▸ PROBLEM: Copy each line that contains the string "Earth".

** begin MATERIAL FOR THIS TASK **

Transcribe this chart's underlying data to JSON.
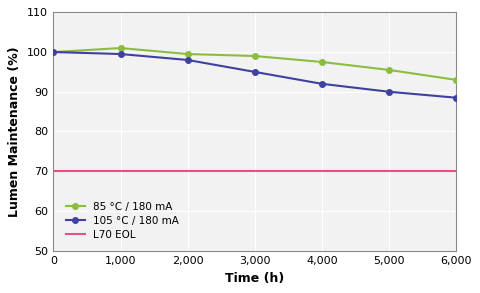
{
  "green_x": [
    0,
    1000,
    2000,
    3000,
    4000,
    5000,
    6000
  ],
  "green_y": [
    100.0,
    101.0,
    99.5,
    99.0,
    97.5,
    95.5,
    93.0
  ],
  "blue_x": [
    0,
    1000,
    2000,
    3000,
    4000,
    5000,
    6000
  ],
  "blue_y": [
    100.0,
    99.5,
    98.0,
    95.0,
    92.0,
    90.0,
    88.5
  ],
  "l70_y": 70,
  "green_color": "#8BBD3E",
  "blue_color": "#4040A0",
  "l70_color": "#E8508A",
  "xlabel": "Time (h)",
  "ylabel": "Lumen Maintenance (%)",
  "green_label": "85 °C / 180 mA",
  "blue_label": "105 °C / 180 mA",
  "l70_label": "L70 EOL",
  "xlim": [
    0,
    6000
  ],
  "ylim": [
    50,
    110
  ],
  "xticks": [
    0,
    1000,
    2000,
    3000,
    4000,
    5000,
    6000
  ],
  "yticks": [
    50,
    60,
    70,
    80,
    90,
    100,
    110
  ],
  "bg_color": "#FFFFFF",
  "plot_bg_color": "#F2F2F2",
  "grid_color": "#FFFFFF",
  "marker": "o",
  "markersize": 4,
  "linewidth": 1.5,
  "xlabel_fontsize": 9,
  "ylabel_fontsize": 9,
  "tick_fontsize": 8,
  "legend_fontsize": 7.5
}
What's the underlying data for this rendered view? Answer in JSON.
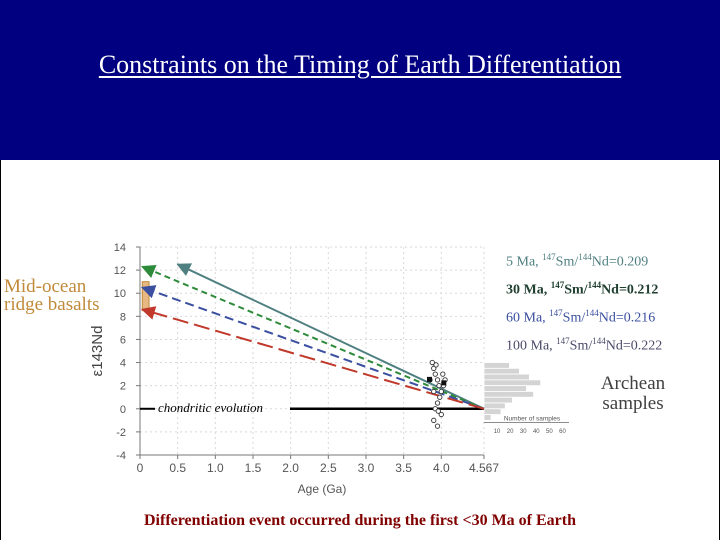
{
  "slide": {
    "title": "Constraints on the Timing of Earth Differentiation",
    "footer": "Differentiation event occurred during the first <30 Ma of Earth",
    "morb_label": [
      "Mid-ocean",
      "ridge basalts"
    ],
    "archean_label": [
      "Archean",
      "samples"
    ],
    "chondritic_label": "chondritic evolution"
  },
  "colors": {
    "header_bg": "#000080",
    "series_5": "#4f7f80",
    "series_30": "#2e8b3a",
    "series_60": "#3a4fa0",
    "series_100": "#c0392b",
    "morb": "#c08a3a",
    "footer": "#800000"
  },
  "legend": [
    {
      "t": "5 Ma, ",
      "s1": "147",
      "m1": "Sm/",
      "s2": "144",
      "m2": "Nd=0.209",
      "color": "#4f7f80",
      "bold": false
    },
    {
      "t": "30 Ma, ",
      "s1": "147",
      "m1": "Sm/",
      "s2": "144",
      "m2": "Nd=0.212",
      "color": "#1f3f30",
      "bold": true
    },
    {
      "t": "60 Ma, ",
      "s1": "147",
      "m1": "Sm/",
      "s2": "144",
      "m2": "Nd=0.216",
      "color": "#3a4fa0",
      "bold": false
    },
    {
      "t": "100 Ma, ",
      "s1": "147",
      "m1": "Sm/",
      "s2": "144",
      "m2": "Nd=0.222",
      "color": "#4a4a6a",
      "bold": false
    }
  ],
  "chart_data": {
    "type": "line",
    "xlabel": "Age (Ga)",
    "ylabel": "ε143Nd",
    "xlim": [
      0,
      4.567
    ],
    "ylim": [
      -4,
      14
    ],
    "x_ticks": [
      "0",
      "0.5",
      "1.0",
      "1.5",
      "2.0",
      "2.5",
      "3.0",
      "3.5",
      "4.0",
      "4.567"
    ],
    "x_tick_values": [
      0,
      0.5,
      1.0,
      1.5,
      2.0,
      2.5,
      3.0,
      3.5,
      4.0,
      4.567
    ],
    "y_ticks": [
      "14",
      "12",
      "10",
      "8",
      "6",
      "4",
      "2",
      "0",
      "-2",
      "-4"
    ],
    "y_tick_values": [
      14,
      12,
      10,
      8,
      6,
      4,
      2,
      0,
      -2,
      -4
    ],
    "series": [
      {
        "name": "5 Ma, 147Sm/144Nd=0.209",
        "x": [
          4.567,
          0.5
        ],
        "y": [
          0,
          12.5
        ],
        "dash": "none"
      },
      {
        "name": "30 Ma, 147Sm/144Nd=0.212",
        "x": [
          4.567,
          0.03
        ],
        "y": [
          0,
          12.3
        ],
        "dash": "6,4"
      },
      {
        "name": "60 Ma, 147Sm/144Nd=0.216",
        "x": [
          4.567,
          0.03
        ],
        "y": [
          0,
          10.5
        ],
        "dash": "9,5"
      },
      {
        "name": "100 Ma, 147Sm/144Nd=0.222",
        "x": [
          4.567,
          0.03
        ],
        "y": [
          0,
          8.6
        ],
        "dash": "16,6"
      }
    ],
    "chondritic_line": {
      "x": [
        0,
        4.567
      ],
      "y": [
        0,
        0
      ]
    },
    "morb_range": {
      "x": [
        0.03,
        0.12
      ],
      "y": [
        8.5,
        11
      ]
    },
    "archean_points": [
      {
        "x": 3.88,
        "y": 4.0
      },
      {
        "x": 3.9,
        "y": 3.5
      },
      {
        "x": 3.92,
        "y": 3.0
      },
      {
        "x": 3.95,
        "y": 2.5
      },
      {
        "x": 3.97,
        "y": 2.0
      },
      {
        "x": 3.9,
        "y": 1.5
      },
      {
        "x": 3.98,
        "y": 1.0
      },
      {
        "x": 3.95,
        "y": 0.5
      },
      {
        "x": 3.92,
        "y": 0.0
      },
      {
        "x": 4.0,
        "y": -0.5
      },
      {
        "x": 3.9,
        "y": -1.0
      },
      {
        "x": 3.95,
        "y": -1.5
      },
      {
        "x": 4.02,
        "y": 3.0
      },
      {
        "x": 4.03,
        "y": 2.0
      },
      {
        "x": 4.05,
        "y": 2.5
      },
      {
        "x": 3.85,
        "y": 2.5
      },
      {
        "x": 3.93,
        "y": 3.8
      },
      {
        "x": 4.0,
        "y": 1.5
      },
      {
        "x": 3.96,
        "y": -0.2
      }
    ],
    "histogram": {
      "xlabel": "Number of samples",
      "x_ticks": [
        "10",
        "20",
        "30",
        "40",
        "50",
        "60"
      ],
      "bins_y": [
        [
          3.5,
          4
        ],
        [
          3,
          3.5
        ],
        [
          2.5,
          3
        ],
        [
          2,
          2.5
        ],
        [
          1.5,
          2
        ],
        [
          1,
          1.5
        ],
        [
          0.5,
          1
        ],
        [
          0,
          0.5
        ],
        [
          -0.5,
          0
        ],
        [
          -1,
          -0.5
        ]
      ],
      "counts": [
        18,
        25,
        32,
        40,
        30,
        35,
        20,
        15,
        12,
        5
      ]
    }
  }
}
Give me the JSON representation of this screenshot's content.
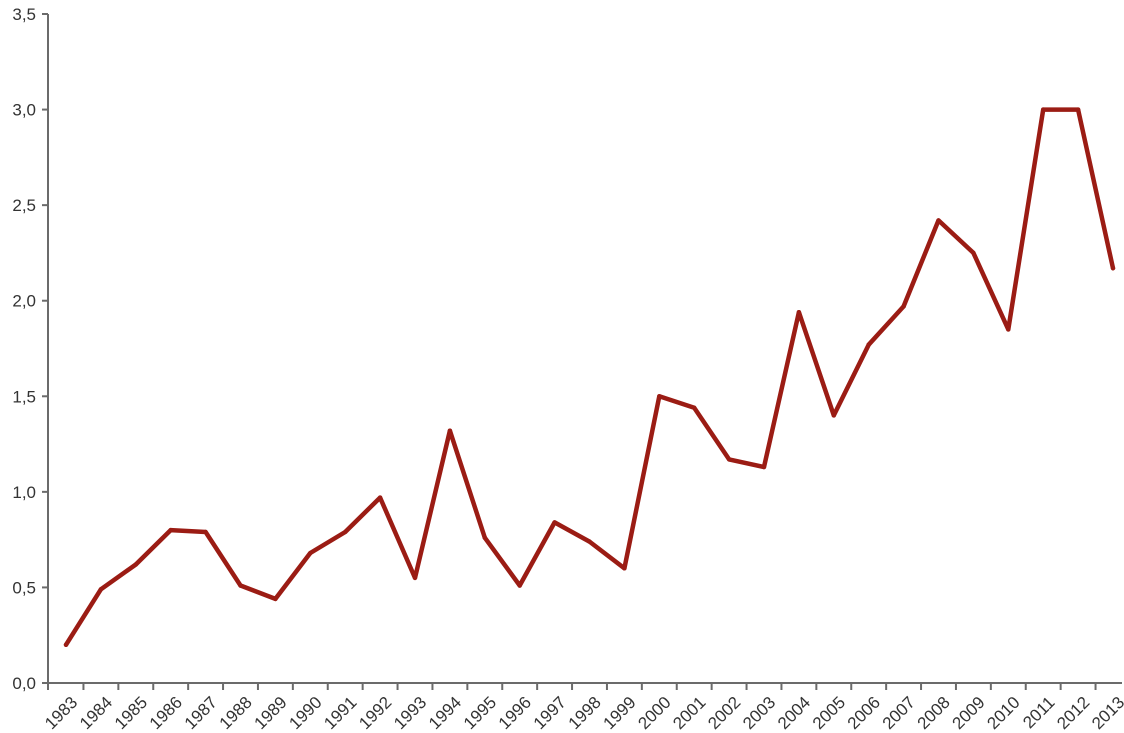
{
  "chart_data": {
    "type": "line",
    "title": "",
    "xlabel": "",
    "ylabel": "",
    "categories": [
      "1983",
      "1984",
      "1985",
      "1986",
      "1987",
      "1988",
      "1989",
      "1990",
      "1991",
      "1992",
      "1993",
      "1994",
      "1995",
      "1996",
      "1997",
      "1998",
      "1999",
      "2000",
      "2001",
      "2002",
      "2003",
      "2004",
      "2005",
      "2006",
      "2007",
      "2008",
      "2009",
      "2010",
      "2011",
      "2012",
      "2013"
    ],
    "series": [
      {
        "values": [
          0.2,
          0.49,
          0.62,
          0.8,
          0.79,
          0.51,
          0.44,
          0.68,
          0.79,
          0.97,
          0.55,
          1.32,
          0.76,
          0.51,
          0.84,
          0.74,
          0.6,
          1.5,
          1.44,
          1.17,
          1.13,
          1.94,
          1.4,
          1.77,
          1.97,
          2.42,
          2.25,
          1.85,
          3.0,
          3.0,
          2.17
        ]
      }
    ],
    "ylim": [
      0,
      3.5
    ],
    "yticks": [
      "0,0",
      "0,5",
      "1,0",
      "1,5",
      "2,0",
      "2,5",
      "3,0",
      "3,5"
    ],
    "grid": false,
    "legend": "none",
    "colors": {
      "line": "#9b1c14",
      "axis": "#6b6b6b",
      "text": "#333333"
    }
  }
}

** end MATERIAL FOR THIS TASK **
** begin MATERIAL FOR THIS TASK **

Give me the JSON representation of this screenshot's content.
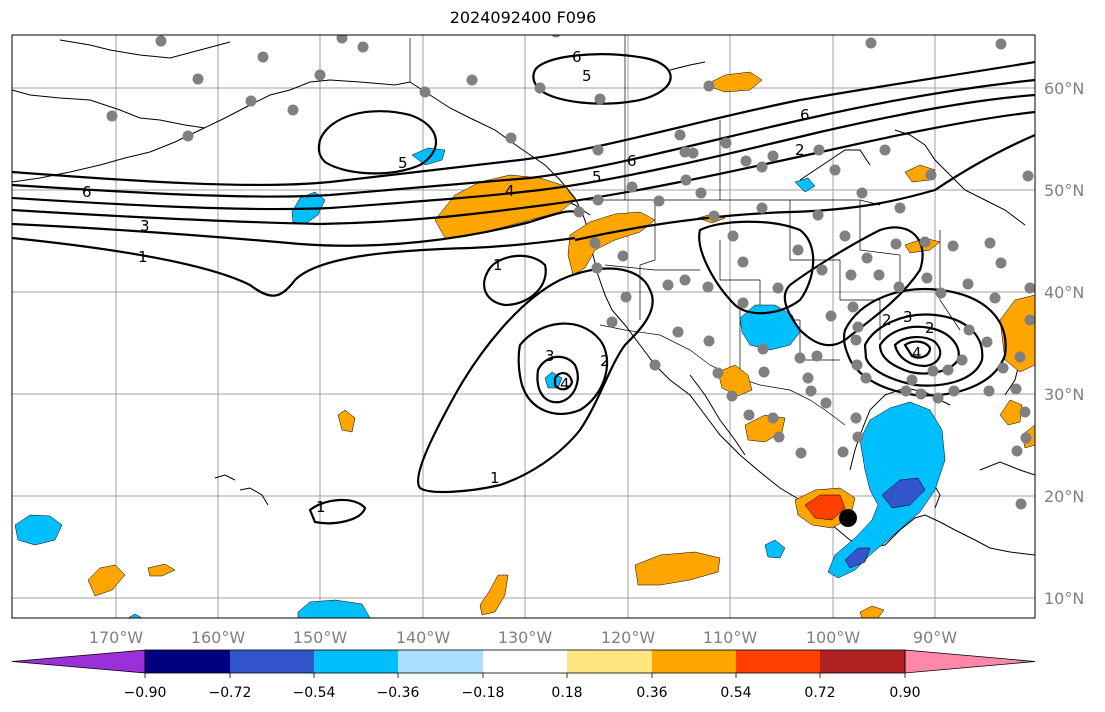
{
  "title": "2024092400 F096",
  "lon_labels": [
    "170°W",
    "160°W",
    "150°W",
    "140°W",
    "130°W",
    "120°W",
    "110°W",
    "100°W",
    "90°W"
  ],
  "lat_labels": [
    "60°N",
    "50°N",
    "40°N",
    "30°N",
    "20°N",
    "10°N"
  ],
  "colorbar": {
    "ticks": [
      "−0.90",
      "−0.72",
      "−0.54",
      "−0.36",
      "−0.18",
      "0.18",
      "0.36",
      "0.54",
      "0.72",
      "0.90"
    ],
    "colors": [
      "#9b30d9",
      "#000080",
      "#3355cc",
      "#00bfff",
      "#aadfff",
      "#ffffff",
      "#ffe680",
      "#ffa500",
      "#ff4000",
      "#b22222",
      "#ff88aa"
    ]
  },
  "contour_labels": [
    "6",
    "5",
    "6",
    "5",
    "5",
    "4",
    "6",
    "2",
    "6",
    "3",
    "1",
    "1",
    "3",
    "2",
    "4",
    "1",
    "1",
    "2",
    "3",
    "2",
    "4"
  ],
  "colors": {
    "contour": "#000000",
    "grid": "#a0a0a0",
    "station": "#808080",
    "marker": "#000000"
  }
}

** end MATERIAL FOR THIS TASK **
** begin MATERIAL FOR THIS TASK **

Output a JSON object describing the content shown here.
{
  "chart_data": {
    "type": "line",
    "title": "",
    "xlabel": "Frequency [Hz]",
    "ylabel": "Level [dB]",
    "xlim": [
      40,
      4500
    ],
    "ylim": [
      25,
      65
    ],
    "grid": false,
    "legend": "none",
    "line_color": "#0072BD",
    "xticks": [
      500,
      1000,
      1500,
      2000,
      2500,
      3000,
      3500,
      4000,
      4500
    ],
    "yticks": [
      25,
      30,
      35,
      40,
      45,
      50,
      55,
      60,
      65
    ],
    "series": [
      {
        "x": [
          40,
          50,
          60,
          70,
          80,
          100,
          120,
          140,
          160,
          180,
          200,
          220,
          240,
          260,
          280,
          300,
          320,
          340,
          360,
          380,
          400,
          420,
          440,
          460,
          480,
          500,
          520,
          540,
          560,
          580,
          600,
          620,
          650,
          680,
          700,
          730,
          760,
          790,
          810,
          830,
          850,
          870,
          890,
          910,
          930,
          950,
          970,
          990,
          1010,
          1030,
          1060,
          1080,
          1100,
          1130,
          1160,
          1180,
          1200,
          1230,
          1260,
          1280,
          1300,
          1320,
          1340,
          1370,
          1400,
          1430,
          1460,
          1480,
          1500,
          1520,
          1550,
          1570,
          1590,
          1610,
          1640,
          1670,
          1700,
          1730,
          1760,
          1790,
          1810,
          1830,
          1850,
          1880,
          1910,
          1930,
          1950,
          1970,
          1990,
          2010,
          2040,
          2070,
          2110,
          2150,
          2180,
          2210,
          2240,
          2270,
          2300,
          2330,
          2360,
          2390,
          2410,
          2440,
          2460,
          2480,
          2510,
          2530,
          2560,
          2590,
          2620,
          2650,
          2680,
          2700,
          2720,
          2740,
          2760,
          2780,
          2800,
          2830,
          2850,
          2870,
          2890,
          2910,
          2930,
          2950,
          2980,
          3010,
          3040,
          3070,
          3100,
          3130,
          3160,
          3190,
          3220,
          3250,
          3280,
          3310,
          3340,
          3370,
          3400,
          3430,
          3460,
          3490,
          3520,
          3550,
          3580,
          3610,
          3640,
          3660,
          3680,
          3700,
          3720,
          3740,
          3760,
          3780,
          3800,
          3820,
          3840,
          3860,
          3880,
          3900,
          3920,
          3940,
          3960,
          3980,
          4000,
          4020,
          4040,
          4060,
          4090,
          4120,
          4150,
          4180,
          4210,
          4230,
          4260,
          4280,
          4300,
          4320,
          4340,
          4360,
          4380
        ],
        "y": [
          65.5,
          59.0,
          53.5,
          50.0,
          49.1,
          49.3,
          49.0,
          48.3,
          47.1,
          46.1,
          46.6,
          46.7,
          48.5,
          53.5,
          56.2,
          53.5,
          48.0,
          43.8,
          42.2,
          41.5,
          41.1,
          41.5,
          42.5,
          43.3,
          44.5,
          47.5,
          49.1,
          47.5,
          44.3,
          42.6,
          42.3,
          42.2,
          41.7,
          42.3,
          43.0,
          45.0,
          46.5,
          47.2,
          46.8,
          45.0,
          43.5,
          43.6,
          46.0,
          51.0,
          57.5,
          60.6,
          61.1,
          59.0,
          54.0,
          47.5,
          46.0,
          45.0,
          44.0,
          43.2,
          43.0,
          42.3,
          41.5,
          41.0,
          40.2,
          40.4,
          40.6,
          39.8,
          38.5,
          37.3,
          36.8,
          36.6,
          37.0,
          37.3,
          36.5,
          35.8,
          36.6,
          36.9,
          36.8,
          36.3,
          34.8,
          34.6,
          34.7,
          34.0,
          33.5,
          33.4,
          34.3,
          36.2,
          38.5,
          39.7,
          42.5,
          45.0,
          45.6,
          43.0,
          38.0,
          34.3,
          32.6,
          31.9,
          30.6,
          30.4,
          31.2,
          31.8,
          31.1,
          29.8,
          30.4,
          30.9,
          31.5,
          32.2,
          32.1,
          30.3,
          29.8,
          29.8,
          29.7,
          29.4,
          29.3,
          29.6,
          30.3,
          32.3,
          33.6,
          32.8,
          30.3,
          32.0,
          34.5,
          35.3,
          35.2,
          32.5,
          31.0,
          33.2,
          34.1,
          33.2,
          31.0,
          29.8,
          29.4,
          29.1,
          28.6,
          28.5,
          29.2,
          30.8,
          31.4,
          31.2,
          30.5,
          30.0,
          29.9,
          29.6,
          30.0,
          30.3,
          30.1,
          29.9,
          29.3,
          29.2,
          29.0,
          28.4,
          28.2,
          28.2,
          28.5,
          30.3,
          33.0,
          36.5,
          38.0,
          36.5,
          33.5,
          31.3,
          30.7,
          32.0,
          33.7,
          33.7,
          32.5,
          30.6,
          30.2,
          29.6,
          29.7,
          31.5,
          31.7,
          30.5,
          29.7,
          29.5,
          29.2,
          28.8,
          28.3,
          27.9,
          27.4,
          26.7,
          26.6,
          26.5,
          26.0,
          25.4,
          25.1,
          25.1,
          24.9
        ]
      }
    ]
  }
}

** end MATERIAL FOR THIS TASK **

▸ RESPONSE TO THIS TASK:
    "title": "Constraints on the Timing of Earth Differentiation",
    "footer": "Differentiation event occurred during the first <30 Ma of Earth",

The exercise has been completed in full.